§ Exercise details
Look through the material below for "autorizado". Copy every line that contains it.

§ The records
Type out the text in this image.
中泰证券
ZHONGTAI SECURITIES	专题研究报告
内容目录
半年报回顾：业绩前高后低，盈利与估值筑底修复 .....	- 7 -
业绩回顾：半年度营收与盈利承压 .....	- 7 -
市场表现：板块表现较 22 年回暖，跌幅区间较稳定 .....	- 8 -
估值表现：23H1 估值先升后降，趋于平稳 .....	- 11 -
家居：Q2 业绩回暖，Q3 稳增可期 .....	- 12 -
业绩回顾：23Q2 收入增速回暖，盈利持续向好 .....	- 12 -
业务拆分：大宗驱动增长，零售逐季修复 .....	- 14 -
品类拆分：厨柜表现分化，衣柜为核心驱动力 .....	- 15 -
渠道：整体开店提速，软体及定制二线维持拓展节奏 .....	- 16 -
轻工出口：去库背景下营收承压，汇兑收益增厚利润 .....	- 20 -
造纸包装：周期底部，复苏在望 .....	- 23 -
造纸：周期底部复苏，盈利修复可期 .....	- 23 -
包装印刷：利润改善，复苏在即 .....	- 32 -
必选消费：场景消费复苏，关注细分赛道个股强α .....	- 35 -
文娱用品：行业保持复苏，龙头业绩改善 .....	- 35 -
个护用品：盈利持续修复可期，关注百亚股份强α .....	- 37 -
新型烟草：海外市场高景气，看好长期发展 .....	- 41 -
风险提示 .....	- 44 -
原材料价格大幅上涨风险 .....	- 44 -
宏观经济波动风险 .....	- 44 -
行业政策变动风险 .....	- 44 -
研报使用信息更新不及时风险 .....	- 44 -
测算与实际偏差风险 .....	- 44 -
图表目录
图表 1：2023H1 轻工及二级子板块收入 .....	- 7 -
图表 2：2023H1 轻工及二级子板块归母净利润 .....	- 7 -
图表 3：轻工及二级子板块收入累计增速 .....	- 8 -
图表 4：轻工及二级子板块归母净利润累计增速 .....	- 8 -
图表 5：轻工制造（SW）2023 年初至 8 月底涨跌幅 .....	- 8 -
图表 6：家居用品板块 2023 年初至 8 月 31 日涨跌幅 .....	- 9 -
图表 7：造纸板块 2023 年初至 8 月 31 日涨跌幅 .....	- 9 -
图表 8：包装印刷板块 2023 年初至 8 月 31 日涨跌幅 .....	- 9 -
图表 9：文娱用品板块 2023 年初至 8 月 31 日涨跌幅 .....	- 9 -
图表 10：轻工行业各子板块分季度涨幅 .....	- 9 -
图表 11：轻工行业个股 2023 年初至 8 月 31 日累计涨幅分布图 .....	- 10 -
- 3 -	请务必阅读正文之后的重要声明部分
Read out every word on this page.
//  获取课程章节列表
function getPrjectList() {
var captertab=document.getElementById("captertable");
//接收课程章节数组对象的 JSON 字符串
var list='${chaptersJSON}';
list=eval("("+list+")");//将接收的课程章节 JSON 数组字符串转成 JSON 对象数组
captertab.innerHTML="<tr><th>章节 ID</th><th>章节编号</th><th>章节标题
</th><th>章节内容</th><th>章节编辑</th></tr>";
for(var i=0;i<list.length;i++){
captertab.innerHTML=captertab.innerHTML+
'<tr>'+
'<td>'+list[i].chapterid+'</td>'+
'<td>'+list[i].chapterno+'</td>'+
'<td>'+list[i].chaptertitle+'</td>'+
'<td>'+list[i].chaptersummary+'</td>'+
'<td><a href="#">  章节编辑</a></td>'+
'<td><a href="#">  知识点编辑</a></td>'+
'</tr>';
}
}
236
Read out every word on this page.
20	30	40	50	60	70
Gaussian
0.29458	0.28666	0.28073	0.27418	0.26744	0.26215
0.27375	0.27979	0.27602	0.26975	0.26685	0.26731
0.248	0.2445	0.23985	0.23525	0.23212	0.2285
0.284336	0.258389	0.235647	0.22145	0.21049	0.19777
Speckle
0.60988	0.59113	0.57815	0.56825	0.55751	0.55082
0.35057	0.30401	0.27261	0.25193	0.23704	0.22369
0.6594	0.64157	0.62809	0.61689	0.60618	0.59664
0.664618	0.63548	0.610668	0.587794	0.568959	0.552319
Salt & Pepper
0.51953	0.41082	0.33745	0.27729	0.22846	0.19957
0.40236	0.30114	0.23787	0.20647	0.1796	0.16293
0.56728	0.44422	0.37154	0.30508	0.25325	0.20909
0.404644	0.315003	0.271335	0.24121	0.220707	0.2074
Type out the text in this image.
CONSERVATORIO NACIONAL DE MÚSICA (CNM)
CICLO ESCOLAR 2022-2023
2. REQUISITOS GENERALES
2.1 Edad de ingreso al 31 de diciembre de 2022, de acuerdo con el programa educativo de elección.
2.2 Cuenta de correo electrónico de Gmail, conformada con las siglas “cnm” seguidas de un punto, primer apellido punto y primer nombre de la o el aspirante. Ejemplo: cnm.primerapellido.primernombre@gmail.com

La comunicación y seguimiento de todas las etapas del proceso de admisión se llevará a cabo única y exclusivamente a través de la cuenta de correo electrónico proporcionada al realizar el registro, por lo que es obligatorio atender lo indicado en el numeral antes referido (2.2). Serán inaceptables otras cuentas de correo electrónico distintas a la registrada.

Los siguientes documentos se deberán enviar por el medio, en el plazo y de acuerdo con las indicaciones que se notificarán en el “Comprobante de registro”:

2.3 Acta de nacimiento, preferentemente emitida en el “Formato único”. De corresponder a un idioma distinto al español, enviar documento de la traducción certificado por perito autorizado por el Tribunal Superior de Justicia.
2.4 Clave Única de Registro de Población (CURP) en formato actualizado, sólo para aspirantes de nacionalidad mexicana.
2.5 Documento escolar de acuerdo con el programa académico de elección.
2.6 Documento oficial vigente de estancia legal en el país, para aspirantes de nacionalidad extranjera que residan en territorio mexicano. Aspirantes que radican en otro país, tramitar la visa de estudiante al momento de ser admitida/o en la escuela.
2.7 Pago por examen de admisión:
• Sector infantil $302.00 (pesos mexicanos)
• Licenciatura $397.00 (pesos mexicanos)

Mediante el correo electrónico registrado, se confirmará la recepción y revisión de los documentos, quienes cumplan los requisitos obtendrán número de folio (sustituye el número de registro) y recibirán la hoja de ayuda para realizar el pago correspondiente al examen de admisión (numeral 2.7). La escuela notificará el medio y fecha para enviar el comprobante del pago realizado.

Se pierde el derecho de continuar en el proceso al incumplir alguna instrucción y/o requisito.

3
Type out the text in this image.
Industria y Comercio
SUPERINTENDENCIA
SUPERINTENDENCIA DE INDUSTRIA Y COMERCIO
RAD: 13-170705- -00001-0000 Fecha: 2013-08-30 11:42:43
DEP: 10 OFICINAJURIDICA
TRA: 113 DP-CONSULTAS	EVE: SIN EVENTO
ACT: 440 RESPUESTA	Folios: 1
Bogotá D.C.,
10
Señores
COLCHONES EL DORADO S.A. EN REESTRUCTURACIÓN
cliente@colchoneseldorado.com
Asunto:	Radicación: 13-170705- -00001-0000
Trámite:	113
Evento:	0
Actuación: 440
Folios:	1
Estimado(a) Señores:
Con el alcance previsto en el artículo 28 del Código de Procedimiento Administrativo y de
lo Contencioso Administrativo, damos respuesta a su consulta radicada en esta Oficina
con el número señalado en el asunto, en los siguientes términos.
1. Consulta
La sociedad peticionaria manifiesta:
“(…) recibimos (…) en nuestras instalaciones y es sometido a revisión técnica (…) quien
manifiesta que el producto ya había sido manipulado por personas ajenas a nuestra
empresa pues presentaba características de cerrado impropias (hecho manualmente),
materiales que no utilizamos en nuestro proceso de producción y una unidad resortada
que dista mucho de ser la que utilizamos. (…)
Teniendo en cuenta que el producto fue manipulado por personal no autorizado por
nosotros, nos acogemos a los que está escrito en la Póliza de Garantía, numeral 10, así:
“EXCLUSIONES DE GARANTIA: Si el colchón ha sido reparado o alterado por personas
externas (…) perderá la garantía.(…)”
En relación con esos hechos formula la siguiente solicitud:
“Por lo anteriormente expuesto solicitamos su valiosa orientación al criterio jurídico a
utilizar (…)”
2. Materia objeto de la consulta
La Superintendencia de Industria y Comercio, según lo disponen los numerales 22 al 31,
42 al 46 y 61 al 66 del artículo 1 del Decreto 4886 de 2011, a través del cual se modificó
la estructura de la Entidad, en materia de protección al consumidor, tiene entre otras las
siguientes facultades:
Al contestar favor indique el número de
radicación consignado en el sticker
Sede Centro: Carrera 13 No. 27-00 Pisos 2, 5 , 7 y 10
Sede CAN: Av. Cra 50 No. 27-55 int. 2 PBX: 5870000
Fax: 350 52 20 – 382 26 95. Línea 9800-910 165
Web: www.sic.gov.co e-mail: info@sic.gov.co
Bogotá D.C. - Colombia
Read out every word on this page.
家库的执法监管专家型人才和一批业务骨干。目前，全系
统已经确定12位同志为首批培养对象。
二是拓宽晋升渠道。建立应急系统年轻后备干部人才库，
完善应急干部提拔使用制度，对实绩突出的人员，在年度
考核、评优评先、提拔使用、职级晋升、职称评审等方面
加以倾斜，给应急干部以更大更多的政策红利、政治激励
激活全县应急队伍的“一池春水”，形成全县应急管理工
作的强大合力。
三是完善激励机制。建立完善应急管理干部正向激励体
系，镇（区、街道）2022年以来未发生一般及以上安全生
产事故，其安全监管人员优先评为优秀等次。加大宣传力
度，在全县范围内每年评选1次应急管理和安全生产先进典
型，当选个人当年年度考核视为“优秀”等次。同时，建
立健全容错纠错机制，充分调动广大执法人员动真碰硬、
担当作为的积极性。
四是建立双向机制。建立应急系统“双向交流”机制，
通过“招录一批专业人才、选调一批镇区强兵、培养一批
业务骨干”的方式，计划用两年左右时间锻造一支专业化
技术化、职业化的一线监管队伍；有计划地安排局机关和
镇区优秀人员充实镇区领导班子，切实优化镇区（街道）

§ Finished task
2.3 Acta de nacimiento, preferentemente emitida en el “Formato único”. De corresponder a un idioma distinto al español, enviar documento de la traducción certificado por perito autorizado por el Tribunal Superior de Justicia.
Teniendo en cuenta que el producto fue manipulado por personal no autorizado por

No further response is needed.